* begin DATASET ROWS *
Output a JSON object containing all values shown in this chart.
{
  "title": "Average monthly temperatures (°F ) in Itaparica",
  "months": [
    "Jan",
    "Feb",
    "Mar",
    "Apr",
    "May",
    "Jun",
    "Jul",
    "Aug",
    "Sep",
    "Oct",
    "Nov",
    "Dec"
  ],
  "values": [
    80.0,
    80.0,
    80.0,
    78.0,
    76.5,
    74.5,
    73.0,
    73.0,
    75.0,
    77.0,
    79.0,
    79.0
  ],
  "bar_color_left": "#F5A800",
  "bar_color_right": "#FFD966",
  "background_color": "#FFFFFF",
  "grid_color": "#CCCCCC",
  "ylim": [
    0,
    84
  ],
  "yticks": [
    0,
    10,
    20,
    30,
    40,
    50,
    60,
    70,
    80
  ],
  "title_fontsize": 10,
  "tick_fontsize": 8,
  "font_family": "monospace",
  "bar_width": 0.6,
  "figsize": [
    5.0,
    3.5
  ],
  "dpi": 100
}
* end DATASET ROWS *
GIVEN REQUEST → Restate each record word for word.

EXERCISE RESPONSE →
Output a JSON object containing all values shown in this chart.
{
  "title": "Average monthly temperatures (°F ) in Itaparica",
  "months": [
    "Jan",
    "Feb",
    "Mar",
    "Apr",
    "May",
    "Jun",
    "Jul",
    "Aug",
    "Sep",
    "Oct",
    "Nov",
    "Dec"
  ],
  "values": [
    80.0,
    80.0,
    80.0,
    78.0,
    76.5,
    74.5,
    73.0,
    73.0,
    75.0,
    77.0,
    79.0,
    79.0
  ],
  "bar_color_left": "#F5A800",
  "bar_color_right": "#FFD966",
  "background_color": "#FFFFFF",
  "grid_color": "#CCCCCC",
  "ylim": [
    0,
    84
  ],
  "yticks": [
    0,
    10,
    20,
    30,
    40,
    50,
    60,
    70,
    80
  ],
  "title_fontsize": 10,
  "tick_fontsize": 8,
  "font_family": "monospace",
  "bar_width": 0.6,
  "figsize": [
    5.0,
    3.5
  ],
  "dpi": 100
}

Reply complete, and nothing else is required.